Entrées d'un jeu de données
────────────────
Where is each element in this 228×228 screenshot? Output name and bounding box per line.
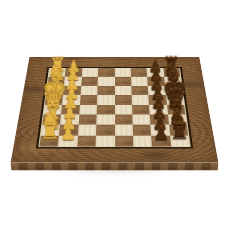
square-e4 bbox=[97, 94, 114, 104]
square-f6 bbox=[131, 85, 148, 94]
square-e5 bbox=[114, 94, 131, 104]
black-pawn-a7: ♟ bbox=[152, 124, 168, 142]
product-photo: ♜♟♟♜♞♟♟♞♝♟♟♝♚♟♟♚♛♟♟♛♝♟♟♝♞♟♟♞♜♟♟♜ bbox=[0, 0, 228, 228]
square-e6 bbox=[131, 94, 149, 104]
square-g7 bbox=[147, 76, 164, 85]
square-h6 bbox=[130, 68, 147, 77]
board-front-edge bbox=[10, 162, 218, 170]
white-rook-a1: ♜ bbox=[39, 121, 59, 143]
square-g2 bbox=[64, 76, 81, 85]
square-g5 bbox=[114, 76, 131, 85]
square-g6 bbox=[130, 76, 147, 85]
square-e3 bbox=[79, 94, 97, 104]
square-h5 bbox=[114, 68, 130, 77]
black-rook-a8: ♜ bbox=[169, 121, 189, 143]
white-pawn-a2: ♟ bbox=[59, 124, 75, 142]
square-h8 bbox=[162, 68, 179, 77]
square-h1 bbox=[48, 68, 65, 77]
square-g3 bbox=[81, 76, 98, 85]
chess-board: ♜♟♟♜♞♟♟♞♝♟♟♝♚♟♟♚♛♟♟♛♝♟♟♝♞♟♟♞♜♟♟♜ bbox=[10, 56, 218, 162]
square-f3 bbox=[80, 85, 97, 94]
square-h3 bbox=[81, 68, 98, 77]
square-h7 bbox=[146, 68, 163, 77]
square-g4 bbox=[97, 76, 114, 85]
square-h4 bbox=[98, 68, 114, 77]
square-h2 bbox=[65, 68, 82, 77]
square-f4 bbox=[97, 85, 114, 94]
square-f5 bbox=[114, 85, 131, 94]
────────────────
**Objectif:** Renvoyez à l'identique l'ensemble des lignes ci-dessus, en omettant les images.

**Solution:**
Where is each element in this 228×228 screenshot? Output name and bounding box per line.
square-e4 bbox=[97, 94, 114, 104]
square-f6 bbox=[131, 85, 148, 94]
square-e5 bbox=[114, 94, 131, 104]
black-pawn-a7: ♟ bbox=[152, 124, 168, 142]
product-photo: ♜♟♟♜♞♟♟♞♝♟♟♝♚♟♟♚♛♟♟♛♝♟♟♝♞♟♟♞♜♟♟♜ bbox=[0, 0, 228, 228]
square-e6 bbox=[131, 94, 149, 104]
square-g7 bbox=[147, 76, 164, 85]
square-h6 bbox=[130, 68, 147, 77]
board-front-edge bbox=[10, 162, 218, 170]
white-rook-a1: ♜ bbox=[39, 121, 59, 143]
square-g2 bbox=[64, 76, 81, 85]
square-g5 bbox=[114, 76, 131, 85]
square-g6 bbox=[130, 76, 147, 85]
square-e3 bbox=[79, 94, 97, 104]
square-h5 bbox=[114, 68, 130, 77]
black-rook-a8: ♜ bbox=[169, 121, 189, 143]
white-pawn-a2: ♟ bbox=[59, 124, 75, 142]
square-h8 bbox=[162, 68, 179, 77]
square-h1 bbox=[48, 68, 65, 77]
square-g3 bbox=[81, 76, 98, 85]
chess-board: ♜♟♟♜♞♟♟♞♝♟♟♝♚♟♟♚♛♟♟♛♝♟♟♝♞♟♟♞♜♟♟♜ bbox=[10, 56, 218, 162]
square-f3 bbox=[80, 85, 97, 94]
square-h3 bbox=[81, 68, 98, 77]
square-h7 bbox=[146, 68, 163, 77]
square-g4 bbox=[97, 76, 114, 85]
square-h4 bbox=[98, 68, 114, 77]
square-h2 bbox=[65, 68, 82, 77]
square-f4 bbox=[97, 85, 114, 94]
square-f5 bbox=[114, 85, 131, 94]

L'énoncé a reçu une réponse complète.